Records for this task »
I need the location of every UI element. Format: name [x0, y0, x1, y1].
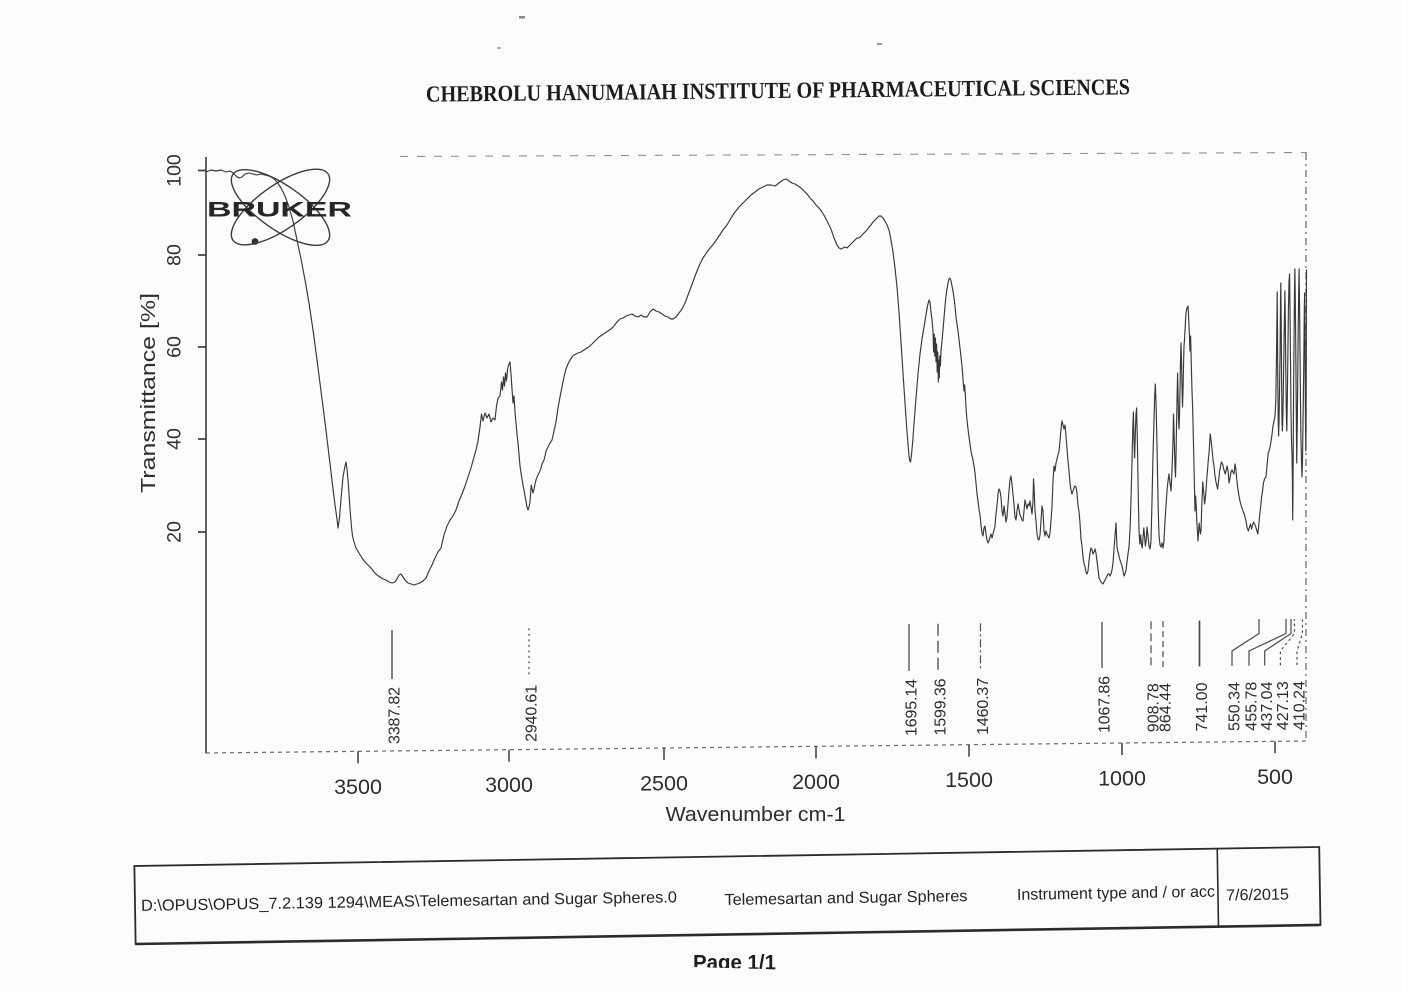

==

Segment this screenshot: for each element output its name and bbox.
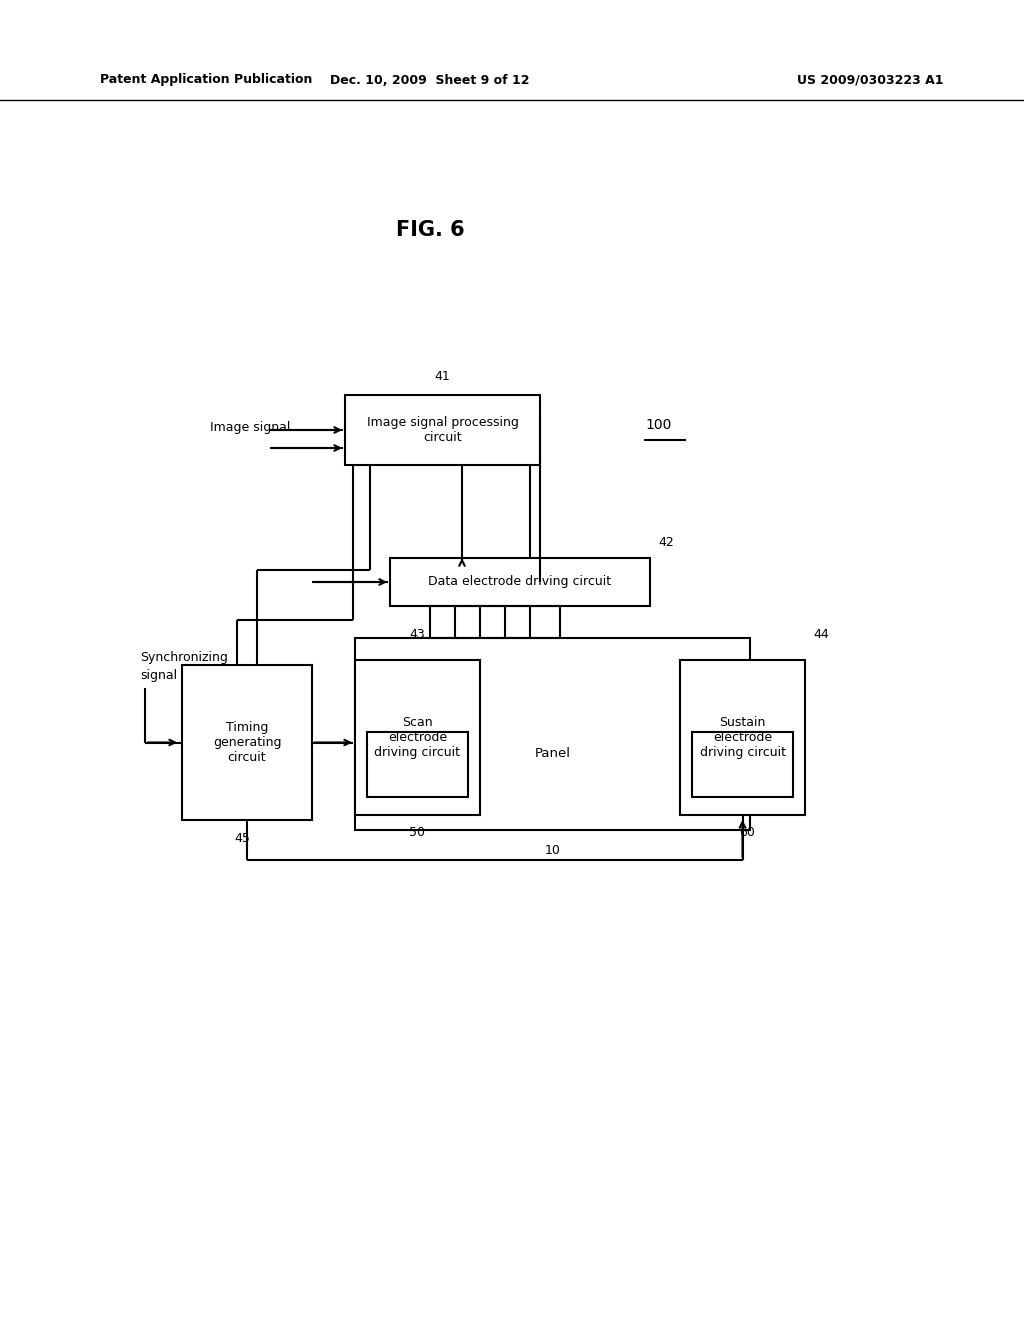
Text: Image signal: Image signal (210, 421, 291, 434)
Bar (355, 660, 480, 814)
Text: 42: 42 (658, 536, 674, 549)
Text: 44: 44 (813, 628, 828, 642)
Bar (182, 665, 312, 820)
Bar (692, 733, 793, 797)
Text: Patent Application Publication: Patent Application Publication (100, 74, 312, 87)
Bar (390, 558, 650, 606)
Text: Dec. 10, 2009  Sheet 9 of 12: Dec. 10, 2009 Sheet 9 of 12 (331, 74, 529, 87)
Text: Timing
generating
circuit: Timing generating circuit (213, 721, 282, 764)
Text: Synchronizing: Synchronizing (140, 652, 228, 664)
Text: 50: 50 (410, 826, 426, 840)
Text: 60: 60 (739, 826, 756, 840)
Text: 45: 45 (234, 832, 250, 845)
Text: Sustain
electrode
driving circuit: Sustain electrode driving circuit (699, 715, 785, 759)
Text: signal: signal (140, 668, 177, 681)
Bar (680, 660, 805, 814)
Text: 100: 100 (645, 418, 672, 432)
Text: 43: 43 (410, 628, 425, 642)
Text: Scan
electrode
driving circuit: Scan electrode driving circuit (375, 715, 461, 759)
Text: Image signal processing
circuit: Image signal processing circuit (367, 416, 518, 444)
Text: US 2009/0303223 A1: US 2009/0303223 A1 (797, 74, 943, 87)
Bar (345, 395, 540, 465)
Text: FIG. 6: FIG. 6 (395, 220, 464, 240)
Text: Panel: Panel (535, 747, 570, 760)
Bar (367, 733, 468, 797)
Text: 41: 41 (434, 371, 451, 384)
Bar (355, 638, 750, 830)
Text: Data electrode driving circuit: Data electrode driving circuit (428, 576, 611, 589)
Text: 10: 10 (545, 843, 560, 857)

Exercise » Please find each line in the items above that contains the string "signal" and copy those lines out. Case counts.

Result for this task »
Text: Image signal: Image signal (210, 421, 291, 434)
Text: signal: signal (140, 668, 177, 681)
Text: Image signal processing
circuit: Image signal processing circuit (367, 416, 518, 444)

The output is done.